All of the records below should be output exactly.

── SUPPLIED DATA

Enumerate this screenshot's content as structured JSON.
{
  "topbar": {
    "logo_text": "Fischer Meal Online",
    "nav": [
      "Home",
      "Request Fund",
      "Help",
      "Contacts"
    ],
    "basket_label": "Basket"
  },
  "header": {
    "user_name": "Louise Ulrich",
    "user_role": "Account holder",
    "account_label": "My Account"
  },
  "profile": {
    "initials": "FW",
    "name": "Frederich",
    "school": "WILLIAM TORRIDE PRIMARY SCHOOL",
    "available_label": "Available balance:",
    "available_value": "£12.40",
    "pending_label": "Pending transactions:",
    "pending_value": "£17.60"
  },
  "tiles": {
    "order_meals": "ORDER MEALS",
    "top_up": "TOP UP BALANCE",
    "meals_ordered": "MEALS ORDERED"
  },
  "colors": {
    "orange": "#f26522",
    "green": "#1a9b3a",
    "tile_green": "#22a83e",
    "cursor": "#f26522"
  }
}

────

- _ANSWER IN FULL_
Enumerate this screenshot's content as structured JSON.
{
  "topbar": {
    "logo_text": "Fischer Meal Online",
    "nav": [
      "Home",
      "Request Fund",
      "Help",
      "Contacts"
    ],
    "basket_label": "Basket"
  },
  "header": {
    "user_name": "Louise Ulrich",
    "user_role": "Account holder",
    "account_label": "My Account"
  },
  "profile": {
    "initials": "FW",
    "name": "Frederich",
    "school": "WILLIAM TORRIDE PRIMARY SCHOOL",
    "available_label": "Available balance:",
    "available_value": "£12.40",
    "pending_label": "Pending transactions:",
    "pending_value": "£17.60"
  },
  "tiles": {
    "order_meals": "ORDER MEALS",
    "top_up": "TOP UP BALANCE",
    "meals_ordered": "MEALS ORDERED"
  },
  "colors": {
    "orange": "#f26522",
    "green": "#1a9b3a",
    "tile_green": "#22a83e",
    "cursor": "#f26522"
  }
}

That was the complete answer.